(Stored records)

------------------------------------------------

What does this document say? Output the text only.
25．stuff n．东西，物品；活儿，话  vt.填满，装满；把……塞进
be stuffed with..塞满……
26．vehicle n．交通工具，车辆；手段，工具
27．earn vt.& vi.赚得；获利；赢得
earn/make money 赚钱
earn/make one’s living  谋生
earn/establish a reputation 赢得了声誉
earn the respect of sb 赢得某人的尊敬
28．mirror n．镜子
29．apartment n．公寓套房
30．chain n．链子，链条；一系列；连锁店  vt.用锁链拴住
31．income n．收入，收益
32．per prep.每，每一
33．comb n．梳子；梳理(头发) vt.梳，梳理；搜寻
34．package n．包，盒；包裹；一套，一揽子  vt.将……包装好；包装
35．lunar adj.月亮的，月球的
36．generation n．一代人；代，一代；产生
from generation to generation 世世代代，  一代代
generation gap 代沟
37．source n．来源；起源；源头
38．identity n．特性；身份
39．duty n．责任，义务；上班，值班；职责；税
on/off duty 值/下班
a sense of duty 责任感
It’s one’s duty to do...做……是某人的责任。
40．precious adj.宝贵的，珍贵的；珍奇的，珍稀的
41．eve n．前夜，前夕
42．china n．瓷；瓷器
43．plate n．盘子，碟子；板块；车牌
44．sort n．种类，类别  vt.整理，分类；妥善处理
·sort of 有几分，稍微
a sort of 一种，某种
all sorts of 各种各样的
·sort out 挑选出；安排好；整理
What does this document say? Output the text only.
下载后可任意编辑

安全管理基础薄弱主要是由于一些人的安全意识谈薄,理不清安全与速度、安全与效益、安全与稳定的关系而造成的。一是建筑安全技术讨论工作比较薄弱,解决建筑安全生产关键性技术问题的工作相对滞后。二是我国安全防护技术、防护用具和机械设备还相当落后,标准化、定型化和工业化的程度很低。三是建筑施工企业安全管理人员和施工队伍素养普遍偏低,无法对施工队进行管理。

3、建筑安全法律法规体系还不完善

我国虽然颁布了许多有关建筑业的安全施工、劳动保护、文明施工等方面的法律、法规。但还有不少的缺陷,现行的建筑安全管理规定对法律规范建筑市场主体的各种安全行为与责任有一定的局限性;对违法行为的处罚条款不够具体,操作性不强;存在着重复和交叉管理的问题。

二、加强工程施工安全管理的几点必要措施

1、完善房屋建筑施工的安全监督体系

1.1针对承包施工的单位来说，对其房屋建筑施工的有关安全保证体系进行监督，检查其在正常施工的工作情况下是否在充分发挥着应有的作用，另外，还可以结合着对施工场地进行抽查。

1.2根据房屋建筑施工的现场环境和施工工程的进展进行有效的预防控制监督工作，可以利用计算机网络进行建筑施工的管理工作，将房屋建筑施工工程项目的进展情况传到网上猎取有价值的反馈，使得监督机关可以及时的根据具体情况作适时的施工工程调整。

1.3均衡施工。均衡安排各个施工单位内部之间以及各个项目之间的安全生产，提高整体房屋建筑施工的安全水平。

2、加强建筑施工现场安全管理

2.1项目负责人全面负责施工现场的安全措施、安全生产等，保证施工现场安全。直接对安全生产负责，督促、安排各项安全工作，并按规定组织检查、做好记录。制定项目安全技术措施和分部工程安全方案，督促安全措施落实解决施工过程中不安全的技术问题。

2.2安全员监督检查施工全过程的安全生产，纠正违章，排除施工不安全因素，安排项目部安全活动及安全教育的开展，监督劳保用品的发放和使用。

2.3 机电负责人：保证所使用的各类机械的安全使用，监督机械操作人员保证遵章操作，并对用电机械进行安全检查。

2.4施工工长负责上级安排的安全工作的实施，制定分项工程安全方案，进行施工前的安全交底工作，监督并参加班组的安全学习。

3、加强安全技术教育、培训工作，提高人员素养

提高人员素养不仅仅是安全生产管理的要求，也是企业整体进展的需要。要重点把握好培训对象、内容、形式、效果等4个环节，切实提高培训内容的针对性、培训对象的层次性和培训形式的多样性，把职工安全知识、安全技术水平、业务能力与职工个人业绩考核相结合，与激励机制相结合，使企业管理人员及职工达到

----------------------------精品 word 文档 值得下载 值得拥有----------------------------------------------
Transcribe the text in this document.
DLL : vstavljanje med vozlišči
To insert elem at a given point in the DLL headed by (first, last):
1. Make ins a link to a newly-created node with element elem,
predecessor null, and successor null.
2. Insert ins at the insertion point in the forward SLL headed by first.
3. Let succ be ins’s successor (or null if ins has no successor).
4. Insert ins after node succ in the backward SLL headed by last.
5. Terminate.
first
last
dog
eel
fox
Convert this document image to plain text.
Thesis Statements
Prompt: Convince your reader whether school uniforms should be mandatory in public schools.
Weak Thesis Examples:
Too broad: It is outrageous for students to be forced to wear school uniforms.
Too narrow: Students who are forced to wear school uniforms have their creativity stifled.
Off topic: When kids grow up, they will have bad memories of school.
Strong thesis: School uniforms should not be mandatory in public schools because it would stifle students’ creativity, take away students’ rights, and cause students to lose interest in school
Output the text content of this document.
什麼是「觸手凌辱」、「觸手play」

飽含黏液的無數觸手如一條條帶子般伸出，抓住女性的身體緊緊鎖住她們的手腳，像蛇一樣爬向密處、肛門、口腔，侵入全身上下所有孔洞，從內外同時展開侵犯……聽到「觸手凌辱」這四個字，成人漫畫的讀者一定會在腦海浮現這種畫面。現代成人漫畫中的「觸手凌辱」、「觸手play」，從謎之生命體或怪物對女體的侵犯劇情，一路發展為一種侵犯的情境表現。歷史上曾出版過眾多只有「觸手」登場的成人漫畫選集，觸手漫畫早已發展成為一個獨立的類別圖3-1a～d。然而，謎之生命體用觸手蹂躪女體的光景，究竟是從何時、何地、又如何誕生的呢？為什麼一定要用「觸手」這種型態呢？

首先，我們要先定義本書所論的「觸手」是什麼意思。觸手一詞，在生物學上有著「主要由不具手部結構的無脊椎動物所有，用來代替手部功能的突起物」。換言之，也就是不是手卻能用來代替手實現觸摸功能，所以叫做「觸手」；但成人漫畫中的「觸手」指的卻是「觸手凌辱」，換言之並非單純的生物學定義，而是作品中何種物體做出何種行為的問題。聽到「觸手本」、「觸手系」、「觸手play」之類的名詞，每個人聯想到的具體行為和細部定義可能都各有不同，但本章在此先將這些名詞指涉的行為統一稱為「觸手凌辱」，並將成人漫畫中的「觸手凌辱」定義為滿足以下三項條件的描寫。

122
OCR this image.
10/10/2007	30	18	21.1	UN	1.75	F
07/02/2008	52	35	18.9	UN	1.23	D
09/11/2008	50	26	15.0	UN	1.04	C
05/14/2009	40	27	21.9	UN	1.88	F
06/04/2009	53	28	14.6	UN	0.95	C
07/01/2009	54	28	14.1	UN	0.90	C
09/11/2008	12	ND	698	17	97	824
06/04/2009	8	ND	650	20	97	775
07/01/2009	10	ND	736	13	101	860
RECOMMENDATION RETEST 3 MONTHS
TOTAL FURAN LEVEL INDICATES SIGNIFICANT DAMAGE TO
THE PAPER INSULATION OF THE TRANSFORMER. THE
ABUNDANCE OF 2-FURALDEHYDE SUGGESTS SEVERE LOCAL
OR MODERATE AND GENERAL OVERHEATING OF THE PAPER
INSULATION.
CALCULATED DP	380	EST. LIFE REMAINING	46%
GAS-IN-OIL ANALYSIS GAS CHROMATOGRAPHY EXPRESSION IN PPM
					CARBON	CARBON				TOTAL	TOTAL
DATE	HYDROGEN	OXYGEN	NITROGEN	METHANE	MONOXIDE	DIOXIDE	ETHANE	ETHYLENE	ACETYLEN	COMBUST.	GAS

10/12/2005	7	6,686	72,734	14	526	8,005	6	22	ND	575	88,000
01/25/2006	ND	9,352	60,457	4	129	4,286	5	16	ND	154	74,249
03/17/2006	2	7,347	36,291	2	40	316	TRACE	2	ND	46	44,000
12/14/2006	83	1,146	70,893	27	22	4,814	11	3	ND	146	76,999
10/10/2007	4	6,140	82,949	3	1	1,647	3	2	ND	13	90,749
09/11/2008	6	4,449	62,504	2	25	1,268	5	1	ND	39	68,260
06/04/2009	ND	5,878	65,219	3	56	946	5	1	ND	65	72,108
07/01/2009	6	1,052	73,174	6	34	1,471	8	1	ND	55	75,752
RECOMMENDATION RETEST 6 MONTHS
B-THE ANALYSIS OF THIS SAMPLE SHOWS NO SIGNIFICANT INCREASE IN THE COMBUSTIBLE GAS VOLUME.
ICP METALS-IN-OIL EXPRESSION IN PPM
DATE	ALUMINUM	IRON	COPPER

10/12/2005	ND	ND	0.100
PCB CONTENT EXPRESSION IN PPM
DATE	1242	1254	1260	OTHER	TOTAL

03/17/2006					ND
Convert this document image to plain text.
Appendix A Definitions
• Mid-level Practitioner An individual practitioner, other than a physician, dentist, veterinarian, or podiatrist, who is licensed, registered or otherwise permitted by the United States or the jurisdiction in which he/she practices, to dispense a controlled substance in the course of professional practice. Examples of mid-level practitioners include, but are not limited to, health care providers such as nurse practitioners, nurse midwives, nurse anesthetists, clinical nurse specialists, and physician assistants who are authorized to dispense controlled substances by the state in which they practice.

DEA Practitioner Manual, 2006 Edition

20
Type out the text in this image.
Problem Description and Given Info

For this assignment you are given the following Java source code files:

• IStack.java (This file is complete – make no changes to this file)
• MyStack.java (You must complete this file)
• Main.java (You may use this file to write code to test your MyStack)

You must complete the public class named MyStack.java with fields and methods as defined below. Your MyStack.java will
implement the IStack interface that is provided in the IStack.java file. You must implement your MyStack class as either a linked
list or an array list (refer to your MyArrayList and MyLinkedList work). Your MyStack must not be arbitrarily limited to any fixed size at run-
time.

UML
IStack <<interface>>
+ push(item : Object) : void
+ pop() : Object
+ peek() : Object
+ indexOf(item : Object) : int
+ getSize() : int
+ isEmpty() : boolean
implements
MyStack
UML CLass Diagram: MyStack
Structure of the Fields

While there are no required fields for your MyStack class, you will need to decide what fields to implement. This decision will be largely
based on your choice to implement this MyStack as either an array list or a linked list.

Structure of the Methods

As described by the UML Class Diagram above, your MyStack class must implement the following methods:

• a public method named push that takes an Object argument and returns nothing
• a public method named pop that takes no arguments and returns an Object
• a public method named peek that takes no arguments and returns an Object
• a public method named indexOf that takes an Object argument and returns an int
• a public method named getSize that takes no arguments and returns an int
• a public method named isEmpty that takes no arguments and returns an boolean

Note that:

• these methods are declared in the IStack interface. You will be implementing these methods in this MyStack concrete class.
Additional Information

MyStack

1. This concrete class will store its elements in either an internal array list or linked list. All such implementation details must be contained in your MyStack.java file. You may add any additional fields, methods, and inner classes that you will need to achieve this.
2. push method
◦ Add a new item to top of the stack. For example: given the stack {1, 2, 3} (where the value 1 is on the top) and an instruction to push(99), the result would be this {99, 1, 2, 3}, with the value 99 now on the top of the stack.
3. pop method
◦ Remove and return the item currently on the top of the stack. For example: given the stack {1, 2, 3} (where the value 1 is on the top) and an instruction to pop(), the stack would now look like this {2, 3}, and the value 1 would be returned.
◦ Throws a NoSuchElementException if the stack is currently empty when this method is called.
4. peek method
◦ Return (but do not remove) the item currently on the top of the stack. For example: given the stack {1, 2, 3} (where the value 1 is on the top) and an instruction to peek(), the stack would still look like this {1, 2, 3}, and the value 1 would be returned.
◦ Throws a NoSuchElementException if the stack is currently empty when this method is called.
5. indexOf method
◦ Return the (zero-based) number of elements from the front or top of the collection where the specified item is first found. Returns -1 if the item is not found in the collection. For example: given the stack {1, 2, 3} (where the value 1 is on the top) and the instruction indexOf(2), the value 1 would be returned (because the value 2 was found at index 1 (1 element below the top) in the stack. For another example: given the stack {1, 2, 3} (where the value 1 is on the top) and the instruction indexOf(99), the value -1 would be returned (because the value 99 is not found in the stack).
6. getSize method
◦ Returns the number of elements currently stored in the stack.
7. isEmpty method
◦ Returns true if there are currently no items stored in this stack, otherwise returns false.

------------------------------------------------

# Short task
State how many lines of the data include the word "have", with nothing else.

# Result
2